Short task :: From the data that follows, copy every line holding the string "ylabel".

Raw records ::
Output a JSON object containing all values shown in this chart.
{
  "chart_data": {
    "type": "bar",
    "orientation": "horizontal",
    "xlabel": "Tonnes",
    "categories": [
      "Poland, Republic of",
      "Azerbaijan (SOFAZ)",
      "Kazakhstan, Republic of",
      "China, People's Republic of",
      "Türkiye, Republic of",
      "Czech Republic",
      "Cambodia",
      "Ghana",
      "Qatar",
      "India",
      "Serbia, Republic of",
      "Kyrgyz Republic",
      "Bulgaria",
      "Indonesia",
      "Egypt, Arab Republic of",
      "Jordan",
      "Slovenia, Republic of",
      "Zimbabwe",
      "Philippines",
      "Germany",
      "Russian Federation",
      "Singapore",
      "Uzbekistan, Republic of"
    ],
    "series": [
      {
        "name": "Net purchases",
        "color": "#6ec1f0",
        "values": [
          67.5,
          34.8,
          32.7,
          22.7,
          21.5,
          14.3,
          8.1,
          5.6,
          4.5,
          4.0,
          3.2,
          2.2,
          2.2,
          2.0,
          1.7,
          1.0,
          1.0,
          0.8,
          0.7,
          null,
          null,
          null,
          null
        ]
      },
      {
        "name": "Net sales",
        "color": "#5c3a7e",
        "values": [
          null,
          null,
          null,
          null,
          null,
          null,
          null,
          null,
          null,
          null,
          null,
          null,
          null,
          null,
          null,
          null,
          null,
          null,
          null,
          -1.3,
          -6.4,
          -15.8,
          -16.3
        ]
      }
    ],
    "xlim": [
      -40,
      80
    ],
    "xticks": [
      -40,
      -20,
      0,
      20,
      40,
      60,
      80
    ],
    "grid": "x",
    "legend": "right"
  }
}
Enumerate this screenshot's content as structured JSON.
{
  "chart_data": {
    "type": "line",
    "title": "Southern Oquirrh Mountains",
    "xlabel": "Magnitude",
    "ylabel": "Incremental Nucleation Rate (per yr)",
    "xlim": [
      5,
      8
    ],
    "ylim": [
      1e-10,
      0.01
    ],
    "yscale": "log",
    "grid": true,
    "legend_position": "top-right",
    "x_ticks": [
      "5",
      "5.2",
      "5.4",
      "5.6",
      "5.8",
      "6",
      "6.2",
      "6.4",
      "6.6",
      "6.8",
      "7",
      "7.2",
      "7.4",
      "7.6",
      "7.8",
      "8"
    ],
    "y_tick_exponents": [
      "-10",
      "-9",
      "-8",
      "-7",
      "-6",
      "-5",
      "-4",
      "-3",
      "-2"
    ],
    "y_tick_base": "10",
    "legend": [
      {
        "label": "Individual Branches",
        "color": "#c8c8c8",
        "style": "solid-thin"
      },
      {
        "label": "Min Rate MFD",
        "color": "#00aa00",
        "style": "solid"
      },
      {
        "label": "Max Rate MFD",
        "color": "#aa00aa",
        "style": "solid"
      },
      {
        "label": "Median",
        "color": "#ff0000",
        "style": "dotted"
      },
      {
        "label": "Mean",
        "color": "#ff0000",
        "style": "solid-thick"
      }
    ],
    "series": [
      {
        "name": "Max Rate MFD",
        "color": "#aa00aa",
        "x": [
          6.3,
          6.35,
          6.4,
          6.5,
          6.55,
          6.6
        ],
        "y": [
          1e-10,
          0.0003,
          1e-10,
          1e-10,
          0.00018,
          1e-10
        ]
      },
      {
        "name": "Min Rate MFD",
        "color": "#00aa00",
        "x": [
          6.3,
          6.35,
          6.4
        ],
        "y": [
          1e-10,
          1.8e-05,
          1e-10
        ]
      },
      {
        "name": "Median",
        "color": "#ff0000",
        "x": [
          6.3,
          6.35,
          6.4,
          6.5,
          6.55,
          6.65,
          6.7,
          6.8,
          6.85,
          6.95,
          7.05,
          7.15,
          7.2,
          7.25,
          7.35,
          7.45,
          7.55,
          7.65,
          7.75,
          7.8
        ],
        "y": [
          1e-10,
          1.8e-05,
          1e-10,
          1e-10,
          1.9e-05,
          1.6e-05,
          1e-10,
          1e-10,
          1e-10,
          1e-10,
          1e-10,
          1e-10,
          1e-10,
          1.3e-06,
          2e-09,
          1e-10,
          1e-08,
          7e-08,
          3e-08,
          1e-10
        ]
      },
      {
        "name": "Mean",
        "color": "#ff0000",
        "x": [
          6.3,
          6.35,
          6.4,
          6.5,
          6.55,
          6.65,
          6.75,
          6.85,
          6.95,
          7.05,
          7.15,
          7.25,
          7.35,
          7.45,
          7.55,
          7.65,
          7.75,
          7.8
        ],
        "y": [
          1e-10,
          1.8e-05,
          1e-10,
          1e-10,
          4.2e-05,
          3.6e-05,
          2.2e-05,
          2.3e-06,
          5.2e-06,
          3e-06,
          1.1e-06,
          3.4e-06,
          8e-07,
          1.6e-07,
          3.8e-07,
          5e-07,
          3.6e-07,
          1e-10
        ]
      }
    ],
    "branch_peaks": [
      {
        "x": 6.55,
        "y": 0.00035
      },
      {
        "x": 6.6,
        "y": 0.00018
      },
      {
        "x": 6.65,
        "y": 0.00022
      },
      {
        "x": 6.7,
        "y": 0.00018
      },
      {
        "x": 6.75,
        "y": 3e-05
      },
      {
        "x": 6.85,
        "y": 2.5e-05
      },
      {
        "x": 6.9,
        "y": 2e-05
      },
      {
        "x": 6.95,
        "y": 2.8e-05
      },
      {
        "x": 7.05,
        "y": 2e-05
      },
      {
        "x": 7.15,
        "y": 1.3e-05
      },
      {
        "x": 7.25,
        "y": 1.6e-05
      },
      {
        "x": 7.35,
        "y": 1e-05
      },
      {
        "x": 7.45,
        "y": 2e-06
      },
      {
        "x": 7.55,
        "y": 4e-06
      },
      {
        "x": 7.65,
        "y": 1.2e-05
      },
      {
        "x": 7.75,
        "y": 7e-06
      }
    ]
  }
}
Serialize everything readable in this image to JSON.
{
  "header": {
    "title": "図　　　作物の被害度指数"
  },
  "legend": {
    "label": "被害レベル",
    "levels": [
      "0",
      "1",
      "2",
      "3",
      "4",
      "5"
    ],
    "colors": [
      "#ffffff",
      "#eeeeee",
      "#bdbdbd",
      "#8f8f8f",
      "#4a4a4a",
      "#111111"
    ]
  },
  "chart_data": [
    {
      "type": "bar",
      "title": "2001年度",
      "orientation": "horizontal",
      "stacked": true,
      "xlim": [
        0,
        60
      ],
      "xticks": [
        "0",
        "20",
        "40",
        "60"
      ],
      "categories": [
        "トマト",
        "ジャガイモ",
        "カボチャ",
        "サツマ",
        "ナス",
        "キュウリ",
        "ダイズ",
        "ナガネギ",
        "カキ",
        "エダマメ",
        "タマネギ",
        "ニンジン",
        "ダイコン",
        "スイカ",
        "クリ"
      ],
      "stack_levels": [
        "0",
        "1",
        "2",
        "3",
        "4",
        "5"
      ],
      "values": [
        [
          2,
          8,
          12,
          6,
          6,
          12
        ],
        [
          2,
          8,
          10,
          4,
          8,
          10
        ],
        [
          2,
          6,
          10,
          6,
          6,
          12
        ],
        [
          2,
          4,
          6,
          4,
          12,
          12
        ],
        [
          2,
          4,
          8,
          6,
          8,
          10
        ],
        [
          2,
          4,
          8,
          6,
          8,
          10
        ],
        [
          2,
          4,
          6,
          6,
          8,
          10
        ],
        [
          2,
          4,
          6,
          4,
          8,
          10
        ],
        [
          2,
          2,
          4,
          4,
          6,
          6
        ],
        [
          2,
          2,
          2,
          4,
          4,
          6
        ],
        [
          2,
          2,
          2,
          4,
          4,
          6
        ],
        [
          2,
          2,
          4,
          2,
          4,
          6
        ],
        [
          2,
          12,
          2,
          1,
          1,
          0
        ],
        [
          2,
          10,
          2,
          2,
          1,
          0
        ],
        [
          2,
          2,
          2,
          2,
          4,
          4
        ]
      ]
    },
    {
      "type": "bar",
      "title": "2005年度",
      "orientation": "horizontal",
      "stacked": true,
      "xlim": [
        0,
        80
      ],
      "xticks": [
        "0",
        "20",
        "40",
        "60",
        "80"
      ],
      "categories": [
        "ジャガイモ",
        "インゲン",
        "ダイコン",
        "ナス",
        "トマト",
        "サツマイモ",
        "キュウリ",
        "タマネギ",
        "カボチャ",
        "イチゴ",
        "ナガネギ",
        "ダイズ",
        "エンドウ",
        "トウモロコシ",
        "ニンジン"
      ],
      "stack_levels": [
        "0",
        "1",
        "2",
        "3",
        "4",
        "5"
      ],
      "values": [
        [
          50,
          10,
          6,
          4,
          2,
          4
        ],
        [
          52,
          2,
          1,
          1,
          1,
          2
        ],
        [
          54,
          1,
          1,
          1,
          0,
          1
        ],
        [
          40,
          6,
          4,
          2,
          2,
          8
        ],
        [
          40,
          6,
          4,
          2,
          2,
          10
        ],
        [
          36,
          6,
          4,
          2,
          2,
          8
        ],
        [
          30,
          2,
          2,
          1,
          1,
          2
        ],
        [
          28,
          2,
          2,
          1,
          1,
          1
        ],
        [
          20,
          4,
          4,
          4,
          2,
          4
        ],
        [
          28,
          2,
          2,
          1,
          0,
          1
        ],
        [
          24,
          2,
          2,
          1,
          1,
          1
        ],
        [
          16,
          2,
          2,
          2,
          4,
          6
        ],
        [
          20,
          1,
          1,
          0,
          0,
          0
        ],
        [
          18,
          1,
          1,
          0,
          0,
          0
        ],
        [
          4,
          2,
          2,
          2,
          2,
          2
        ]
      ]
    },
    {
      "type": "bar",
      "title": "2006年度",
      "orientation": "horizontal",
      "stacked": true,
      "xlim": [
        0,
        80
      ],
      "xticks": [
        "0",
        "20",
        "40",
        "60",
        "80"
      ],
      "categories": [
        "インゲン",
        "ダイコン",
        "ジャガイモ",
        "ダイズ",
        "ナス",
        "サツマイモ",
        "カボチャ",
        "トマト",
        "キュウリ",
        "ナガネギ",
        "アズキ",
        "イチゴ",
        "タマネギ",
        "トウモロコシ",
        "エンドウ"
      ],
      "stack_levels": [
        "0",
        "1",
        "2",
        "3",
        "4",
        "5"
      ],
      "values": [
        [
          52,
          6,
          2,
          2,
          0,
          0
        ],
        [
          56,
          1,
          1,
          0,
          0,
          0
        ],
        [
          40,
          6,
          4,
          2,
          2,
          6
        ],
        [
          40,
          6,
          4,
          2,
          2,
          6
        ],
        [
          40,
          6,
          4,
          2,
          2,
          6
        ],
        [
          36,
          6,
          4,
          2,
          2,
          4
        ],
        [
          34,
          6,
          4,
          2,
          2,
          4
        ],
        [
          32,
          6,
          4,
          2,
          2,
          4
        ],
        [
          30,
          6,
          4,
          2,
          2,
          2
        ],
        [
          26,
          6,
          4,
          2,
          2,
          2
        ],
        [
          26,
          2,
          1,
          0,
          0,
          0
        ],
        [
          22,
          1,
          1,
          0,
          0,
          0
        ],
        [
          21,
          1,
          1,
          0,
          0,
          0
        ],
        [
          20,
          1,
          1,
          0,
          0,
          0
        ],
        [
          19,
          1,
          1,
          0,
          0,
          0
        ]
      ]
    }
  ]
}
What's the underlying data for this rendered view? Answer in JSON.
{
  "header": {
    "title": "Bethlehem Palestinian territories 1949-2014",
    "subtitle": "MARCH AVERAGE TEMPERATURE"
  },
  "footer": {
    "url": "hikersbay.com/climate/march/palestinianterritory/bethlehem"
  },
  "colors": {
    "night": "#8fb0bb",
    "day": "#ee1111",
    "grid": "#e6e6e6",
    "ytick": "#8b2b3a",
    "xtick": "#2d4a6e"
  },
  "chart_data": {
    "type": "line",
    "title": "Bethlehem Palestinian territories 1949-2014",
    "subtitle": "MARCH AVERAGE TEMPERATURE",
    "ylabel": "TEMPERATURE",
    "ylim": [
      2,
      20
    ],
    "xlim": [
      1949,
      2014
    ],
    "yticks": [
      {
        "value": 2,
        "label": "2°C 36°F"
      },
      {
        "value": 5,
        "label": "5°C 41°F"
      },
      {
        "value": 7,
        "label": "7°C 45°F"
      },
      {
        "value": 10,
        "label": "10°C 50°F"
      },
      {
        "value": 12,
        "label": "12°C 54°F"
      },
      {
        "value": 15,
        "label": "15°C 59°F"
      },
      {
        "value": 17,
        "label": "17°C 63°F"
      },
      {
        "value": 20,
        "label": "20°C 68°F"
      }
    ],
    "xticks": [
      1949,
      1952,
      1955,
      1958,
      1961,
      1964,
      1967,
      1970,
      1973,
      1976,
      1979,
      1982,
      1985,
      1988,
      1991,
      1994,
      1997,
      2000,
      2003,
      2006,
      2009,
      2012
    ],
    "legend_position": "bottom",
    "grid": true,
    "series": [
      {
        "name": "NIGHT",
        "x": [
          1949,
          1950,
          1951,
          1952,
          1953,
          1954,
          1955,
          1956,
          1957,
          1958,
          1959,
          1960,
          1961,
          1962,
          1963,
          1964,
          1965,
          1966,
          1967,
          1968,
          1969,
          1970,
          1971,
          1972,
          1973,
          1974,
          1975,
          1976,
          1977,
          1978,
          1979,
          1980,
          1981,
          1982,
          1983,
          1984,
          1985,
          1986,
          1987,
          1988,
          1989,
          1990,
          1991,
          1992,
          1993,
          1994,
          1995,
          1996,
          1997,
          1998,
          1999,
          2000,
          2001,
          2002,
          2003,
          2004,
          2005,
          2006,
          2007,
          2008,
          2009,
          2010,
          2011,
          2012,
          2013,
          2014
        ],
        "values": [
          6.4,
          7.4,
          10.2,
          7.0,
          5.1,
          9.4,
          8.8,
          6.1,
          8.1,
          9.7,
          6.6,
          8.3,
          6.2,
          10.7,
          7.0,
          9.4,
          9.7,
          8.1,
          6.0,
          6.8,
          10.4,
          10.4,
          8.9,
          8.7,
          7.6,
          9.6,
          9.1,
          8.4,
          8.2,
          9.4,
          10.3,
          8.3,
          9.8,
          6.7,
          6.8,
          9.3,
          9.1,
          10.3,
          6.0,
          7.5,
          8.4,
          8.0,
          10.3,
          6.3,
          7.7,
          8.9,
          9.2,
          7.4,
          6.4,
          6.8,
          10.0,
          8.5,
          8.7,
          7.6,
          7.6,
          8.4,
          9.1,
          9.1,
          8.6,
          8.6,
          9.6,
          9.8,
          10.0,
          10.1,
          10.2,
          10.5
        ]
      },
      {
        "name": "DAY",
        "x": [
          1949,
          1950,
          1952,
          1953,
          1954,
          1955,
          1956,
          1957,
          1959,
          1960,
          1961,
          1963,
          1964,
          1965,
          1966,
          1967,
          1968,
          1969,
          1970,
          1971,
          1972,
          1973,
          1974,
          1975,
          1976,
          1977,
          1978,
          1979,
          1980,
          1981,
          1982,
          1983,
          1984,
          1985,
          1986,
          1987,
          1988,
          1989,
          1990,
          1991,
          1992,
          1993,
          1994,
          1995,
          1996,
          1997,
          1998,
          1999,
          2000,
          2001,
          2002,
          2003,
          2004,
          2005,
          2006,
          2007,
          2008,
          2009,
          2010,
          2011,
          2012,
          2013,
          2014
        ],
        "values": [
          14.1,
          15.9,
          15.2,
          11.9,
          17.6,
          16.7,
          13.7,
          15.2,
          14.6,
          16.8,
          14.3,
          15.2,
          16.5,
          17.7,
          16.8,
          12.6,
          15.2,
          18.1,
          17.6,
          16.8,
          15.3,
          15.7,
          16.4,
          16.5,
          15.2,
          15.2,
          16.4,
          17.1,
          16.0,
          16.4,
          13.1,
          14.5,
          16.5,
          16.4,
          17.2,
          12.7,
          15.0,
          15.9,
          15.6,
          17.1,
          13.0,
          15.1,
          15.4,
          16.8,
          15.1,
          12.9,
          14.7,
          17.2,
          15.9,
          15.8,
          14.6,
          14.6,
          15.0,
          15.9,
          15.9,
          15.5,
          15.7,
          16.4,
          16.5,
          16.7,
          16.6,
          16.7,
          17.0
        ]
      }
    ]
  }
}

Problem solution ::
    "ylabel": "Incremental Nucleation Rate (per yr)",
    "ylabel": "TEMPERATURE",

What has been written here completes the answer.